# DATA FOR THIS TASK start

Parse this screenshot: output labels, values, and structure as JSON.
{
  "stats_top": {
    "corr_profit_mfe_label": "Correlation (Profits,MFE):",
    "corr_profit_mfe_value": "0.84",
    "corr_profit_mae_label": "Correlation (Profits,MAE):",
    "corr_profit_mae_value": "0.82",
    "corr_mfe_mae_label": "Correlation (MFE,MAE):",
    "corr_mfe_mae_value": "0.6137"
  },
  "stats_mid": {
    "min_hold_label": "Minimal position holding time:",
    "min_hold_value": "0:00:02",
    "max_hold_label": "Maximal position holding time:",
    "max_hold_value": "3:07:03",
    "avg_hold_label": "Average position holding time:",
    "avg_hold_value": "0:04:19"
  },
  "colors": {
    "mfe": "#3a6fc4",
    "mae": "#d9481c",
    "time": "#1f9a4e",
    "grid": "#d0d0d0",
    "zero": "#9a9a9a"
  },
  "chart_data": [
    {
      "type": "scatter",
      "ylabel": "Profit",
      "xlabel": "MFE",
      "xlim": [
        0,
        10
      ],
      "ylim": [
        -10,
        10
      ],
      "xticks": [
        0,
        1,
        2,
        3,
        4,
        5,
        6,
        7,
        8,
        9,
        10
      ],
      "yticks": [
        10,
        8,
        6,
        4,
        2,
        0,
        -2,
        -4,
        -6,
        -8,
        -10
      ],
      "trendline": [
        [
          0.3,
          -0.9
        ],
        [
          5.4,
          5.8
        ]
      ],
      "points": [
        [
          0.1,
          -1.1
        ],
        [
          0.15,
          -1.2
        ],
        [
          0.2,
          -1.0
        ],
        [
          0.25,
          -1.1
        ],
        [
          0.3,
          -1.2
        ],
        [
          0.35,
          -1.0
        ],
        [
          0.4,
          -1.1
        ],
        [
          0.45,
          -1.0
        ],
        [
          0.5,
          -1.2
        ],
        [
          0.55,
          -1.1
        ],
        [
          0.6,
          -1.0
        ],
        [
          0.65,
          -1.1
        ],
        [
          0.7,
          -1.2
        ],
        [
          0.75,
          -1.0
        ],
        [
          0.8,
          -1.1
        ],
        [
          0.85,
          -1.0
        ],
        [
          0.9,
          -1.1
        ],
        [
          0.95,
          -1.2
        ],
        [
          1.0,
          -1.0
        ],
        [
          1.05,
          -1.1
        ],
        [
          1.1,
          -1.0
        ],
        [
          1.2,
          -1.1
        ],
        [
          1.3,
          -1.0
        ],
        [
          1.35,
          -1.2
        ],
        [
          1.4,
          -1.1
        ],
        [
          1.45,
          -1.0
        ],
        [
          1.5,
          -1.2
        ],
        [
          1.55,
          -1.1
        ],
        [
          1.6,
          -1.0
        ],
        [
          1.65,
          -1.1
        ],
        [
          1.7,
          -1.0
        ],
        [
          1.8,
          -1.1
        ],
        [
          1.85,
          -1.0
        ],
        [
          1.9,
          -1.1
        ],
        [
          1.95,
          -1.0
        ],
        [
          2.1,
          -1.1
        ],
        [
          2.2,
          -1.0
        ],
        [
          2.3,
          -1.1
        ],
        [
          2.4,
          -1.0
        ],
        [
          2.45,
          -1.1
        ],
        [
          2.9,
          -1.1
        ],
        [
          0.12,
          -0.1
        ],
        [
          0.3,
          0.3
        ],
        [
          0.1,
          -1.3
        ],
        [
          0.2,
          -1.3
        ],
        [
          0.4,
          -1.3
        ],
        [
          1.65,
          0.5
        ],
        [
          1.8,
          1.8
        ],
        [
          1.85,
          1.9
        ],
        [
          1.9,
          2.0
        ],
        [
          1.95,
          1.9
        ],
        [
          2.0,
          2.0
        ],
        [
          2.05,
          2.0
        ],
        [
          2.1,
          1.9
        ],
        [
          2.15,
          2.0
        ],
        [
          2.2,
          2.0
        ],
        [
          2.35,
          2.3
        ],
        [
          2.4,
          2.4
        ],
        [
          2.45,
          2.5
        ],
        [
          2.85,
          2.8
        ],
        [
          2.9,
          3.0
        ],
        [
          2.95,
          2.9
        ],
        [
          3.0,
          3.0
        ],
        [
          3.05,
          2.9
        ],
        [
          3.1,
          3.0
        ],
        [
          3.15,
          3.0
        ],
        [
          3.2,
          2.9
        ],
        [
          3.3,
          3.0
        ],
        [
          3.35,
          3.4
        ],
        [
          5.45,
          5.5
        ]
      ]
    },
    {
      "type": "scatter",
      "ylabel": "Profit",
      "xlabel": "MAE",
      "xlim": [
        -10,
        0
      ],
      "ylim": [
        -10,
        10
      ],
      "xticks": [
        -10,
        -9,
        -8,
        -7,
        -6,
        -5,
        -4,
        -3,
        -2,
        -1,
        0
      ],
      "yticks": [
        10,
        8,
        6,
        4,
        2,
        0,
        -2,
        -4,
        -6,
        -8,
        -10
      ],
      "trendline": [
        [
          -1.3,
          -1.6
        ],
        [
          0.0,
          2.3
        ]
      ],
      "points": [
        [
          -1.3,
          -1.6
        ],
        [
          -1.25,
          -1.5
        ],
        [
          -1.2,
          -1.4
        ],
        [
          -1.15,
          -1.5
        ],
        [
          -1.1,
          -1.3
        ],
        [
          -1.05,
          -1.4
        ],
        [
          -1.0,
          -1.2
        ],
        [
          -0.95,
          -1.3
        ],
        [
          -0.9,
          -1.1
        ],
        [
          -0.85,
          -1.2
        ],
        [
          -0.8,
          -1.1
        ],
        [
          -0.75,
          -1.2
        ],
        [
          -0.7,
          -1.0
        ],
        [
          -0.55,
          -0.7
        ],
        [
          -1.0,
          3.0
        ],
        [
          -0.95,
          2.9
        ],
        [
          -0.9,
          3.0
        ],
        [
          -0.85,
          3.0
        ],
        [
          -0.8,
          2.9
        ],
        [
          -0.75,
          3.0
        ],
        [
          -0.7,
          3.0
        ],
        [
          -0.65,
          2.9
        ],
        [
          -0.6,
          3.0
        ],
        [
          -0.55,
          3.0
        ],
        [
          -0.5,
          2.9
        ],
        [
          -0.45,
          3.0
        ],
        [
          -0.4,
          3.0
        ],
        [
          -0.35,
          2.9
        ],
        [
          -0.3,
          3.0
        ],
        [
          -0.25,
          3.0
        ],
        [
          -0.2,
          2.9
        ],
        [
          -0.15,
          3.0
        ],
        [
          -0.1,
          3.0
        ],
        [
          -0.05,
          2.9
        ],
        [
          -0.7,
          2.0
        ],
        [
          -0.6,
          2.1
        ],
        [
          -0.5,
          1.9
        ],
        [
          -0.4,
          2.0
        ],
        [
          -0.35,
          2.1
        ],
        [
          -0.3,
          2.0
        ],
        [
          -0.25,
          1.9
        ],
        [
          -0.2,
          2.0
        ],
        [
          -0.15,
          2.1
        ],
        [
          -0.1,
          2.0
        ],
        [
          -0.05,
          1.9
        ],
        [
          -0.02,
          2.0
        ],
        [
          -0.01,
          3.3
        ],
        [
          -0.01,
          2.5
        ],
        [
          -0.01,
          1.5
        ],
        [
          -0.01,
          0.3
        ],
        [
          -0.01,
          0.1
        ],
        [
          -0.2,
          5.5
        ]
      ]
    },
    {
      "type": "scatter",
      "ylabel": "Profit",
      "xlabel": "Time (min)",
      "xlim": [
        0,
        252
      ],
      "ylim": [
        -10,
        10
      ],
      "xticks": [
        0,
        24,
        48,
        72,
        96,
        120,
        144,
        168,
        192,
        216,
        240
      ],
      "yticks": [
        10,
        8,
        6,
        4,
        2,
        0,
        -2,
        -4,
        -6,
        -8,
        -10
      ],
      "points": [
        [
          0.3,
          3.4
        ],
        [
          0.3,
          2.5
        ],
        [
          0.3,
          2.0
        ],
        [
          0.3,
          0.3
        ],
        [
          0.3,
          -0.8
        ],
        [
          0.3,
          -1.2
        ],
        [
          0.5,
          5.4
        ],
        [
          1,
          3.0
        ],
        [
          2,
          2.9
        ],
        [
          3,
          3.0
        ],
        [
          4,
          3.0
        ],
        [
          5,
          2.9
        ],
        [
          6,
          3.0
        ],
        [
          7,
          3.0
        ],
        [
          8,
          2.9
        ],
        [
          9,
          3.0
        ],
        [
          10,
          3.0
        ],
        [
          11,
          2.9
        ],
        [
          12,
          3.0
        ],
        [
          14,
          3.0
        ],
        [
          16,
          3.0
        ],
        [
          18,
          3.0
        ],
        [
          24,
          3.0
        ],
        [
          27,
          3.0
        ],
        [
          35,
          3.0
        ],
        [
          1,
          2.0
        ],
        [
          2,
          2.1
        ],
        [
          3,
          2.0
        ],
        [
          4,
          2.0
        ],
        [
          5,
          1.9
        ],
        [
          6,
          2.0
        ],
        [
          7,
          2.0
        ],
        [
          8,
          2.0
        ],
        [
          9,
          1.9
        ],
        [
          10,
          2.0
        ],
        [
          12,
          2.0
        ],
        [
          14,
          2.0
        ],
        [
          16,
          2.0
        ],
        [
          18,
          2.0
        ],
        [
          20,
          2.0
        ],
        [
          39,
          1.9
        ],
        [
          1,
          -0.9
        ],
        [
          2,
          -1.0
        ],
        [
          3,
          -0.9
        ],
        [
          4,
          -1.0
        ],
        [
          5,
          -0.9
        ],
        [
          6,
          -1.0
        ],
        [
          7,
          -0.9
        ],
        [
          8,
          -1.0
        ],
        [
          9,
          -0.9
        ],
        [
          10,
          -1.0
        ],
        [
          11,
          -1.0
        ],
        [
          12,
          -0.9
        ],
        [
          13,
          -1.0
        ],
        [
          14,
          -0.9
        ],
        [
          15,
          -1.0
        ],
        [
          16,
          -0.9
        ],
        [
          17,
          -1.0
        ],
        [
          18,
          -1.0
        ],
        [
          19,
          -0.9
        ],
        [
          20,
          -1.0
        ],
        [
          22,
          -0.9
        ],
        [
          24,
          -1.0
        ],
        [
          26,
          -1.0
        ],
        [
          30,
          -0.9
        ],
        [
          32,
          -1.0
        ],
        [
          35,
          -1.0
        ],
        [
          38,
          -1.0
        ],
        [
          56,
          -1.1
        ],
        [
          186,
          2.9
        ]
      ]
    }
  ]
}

# DATA FOR THIS TASK end

TASK TO CARRY OUT: Copy every line of the listing where the word "Profits" appears.

EXERCISE SOLUTION:
    "corr_profit_mfe_label": "Correlation (Profits,MFE):",
    "corr_profit_mae_label": "Correlation (Profits,MAE):",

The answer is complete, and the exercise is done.